BEGIN Source records

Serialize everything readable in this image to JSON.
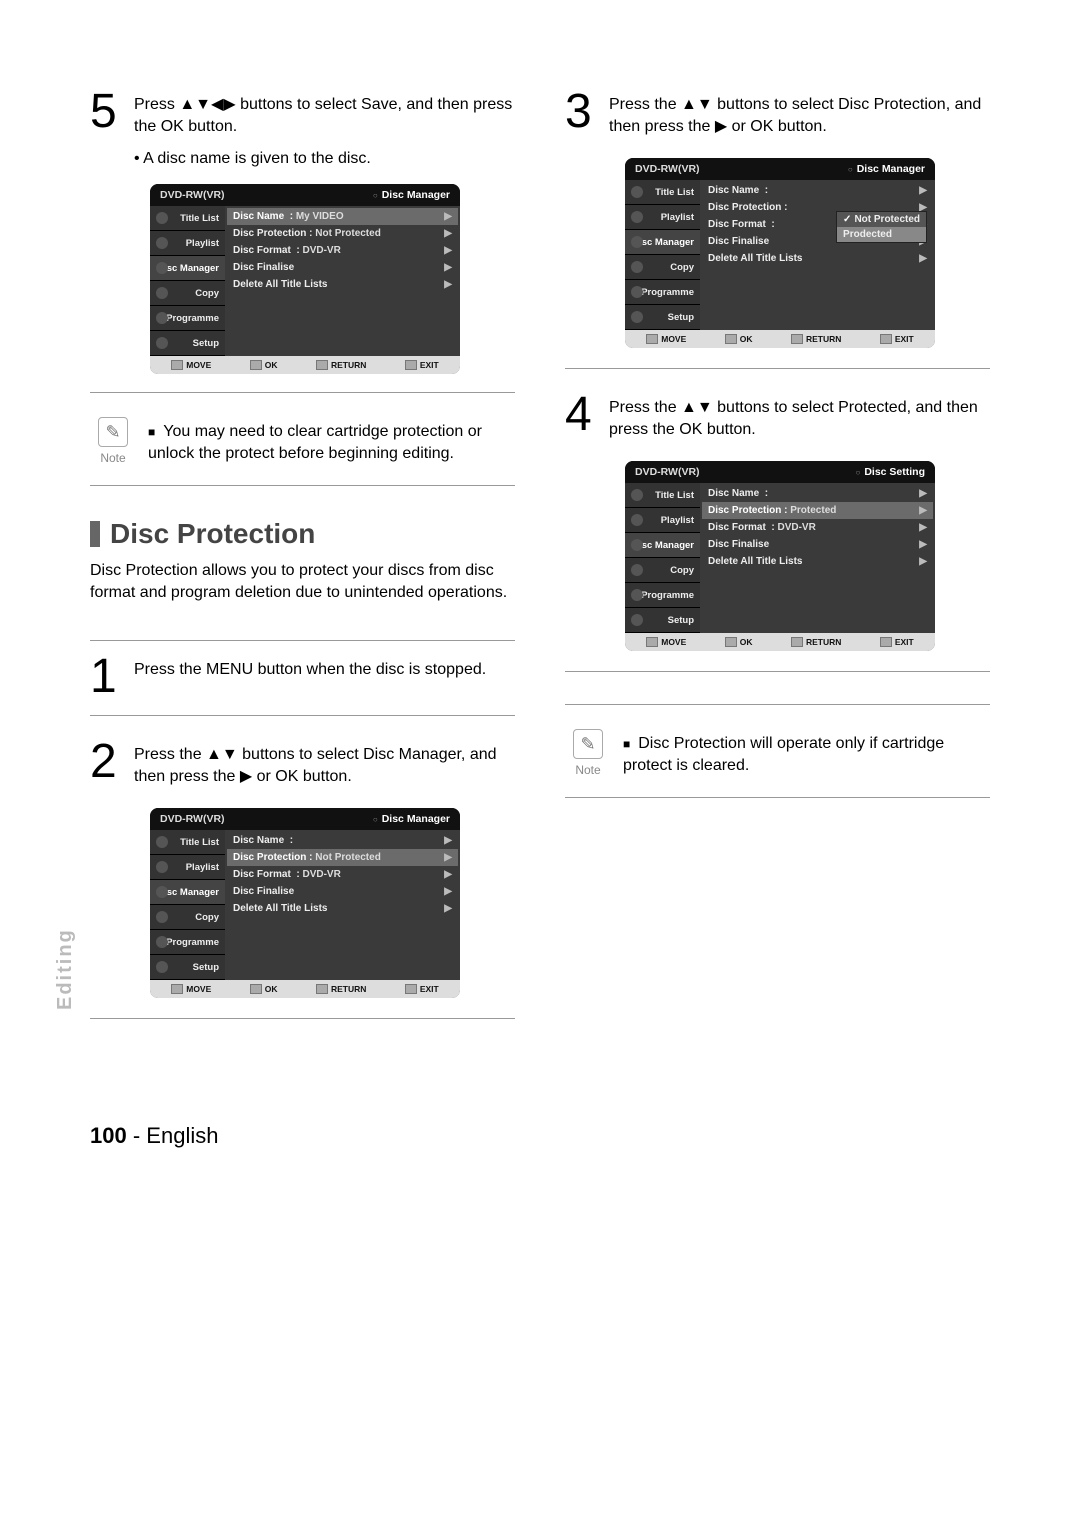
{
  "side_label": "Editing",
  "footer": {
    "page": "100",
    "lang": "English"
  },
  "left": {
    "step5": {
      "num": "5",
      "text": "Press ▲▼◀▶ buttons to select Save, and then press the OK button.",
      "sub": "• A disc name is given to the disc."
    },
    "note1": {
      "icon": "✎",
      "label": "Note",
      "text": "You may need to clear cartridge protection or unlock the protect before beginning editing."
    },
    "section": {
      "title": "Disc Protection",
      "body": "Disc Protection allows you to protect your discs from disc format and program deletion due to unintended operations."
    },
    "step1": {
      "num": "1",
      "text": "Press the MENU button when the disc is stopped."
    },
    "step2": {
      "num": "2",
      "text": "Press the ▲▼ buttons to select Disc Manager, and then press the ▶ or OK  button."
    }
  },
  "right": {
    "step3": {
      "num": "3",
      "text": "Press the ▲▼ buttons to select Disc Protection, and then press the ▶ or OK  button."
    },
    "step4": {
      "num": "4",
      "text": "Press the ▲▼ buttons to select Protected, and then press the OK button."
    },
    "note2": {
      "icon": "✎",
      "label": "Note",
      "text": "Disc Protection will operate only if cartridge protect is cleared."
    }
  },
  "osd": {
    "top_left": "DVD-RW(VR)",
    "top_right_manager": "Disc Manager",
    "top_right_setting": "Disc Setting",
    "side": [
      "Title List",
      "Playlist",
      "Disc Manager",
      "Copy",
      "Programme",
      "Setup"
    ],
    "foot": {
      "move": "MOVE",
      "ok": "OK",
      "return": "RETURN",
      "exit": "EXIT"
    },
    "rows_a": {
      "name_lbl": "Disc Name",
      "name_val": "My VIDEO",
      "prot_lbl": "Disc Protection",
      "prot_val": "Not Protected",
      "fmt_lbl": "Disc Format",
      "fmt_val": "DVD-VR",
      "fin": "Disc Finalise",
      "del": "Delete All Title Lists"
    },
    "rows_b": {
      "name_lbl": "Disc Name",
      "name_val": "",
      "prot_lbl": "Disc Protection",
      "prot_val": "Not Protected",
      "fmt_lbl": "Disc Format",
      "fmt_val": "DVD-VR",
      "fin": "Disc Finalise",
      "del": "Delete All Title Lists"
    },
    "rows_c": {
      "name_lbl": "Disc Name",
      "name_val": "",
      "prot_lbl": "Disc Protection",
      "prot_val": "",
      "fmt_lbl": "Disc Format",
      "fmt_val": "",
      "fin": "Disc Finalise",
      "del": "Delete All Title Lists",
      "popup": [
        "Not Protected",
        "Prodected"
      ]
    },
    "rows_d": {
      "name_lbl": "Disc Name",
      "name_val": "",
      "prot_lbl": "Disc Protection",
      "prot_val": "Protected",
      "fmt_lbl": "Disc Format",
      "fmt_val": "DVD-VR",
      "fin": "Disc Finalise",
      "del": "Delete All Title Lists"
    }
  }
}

END Source records
BEGIN Source records

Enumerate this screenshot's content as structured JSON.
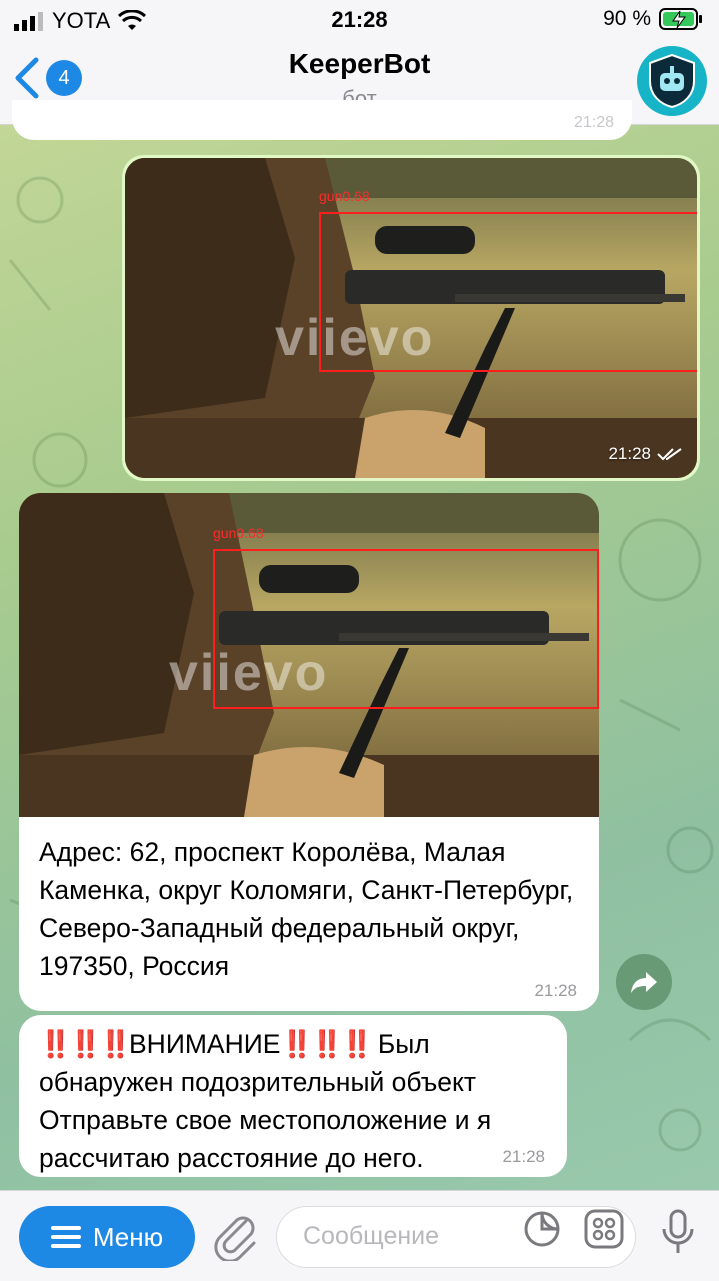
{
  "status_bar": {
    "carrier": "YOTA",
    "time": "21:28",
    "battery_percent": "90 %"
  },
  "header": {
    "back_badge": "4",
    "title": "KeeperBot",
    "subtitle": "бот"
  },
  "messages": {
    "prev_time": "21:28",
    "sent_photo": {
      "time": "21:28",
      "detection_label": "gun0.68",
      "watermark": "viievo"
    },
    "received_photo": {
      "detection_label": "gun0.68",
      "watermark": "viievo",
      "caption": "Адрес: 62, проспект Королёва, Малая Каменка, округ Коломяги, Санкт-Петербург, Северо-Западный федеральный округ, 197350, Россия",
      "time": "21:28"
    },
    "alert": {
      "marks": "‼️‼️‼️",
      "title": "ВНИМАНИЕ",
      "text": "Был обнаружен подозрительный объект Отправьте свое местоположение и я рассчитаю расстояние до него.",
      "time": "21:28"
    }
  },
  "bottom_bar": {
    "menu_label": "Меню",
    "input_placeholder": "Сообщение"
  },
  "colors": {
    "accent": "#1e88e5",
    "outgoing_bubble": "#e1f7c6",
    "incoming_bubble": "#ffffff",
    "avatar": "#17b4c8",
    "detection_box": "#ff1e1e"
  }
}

END Source records

How many lines in the data contain the string "this"? Respond with the number only.

2